Exercise
Look through the listing below and give the number of lines that hold "老师为主导". Say nothing more.

Records for processing
****************************************
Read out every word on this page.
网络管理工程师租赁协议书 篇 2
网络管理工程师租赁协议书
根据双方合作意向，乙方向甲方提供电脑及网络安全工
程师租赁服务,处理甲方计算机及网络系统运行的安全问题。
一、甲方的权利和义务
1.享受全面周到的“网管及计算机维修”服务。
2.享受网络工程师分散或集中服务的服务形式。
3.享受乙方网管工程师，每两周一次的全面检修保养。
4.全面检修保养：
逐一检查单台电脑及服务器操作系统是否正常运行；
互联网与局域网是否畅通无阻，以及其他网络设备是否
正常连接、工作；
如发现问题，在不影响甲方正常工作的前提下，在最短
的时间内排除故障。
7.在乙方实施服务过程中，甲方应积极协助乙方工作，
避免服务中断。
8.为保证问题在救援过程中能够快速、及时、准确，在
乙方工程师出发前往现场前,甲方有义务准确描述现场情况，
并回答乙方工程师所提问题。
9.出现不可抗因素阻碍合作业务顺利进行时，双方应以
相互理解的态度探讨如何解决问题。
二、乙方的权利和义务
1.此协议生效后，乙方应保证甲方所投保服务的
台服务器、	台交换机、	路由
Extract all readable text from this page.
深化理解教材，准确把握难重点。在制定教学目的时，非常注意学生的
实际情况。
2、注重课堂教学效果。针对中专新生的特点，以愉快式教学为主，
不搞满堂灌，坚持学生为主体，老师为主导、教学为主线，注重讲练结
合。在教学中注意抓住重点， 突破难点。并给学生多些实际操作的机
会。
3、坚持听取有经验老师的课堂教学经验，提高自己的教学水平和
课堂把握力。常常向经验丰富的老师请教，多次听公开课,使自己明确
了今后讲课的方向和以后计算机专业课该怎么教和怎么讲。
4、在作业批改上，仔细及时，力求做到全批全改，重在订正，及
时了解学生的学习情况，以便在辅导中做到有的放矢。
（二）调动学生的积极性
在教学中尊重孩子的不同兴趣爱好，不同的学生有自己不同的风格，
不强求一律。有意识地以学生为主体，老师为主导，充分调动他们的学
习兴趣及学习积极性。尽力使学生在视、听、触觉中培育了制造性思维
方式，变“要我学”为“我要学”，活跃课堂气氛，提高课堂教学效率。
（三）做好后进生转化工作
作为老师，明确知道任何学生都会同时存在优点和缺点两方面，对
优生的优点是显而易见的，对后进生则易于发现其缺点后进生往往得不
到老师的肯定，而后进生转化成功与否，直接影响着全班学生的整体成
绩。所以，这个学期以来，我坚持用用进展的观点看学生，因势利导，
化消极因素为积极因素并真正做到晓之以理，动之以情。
****************************************
Exercise response
2